Set task:
Write each line out exactly, leaving none out.

[Information provided start]

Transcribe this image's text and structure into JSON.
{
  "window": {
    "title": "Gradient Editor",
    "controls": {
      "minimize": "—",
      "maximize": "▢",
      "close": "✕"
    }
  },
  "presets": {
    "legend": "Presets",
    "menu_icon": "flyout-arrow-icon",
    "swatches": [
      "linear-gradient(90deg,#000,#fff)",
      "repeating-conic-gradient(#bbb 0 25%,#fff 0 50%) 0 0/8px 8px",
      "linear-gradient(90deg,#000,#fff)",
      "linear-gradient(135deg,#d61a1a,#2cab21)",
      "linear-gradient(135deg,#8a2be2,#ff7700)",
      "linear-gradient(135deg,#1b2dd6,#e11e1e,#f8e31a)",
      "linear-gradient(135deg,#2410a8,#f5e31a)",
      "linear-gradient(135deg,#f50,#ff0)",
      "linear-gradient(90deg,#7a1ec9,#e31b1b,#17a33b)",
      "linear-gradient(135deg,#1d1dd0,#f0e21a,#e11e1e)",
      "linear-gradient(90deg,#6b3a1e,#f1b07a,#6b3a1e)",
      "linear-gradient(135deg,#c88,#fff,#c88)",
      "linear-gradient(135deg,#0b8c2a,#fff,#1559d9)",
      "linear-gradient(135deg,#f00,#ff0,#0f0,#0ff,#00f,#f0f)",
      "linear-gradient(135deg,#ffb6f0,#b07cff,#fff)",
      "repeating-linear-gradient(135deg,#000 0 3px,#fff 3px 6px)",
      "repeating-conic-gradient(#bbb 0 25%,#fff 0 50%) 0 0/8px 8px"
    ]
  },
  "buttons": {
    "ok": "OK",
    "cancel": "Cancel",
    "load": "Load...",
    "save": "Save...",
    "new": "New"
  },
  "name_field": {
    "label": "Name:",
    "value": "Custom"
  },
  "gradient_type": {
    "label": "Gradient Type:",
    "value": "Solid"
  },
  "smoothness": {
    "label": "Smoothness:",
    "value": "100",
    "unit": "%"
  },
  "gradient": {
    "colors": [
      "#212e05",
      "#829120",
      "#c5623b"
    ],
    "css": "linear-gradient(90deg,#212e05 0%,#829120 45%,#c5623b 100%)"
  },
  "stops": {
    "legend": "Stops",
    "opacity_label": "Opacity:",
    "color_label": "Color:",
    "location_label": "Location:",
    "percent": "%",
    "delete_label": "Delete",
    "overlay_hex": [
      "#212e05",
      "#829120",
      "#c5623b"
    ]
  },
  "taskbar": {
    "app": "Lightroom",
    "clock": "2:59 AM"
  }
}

[Information provided end]

Exercise answer:
Transcribe this image's text and structure into JSON.
{
  "window": {
    "title": "Gradient Editor",
    "controls": {
      "minimize": "—",
      "maximize": "▢",
      "close": "✕"
    }
  },
  "presets": {
    "legend": "Presets",
    "menu_icon": "flyout-arrow-icon",
    "swatches": [
      "linear-gradient(90deg,#000,#fff)",
      "repeating-conic-gradient(#bbb 0 25%,#fff 0 50%) 0 0/8px 8px",
      "linear-gradient(90deg,#000,#fff)",
      "linear-gradient(135deg,#d61a1a,#2cab21)",
      "linear-gradient(135deg,#8a2be2,#ff7700)",
      "linear-gradient(135deg,#1b2dd6,#e11e1e,#f8e31a)",
      "linear-gradient(135deg,#2410a8,#f5e31a)",
      "linear-gradient(135deg,#f50,#ff0)",
      "linear-gradient(90deg,#7a1ec9,#e31b1b,#17a33b)",
      "linear-gradient(135deg,#1d1dd0,#f0e21a,#e11e1e)",
      "linear-gradient(90deg,#6b3a1e,#f1b07a,#6b3a1e)",
      "linear-gradient(135deg,#c88,#fff,#c88)",
      "linear-gradient(135deg,#0b8c2a,#fff,#1559d9)",
      "linear-gradient(135deg,#f00,#ff0,#0f0,#0ff,#00f,#f0f)",
      "linear-gradient(135deg,#ffb6f0,#b07cff,#fff)",
      "repeating-linear-gradient(135deg,#000 0 3px,#fff 3px 6px)",
      "repeating-conic-gradient(#bbb 0 25%,#fff 0 50%) 0 0/8px 8px"
    ]
  },
  "buttons": {
    "ok": "OK",
    "cancel": "Cancel",
    "load": "Load...",
    "save": "Save...",
    "new": "New"
  },
  "name_field": {
    "label": "Name:",
    "value": "Custom"
  },
  "gradient_type": {
    "label": "Gradient Type:",
    "value": "Solid"
  },
  "smoothness": {
    "label": "Smoothness:",
    "value": "100",
    "unit": "%"
  },
  "gradient": {
    "colors": [
      "#212e05",
      "#829120",
      "#c5623b"
    ],
    "css": "linear-gradient(90deg,#212e05 0%,#829120 45%,#c5623b 100%)"
  },
  "stops": {
    "legend": "Stops",
    "opacity_label": "Opacity:",
    "color_label": "Color:",
    "location_label": "Location:",
    "percent": "%",
    "delete_label": "Delete",
    "overlay_hex": [
      "#212e05",
      "#829120",
      "#c5623b"
    ]
  },
  "taskbar": {
    "app": "Lightroom",
    "clock": "2:59 AM"
  }
}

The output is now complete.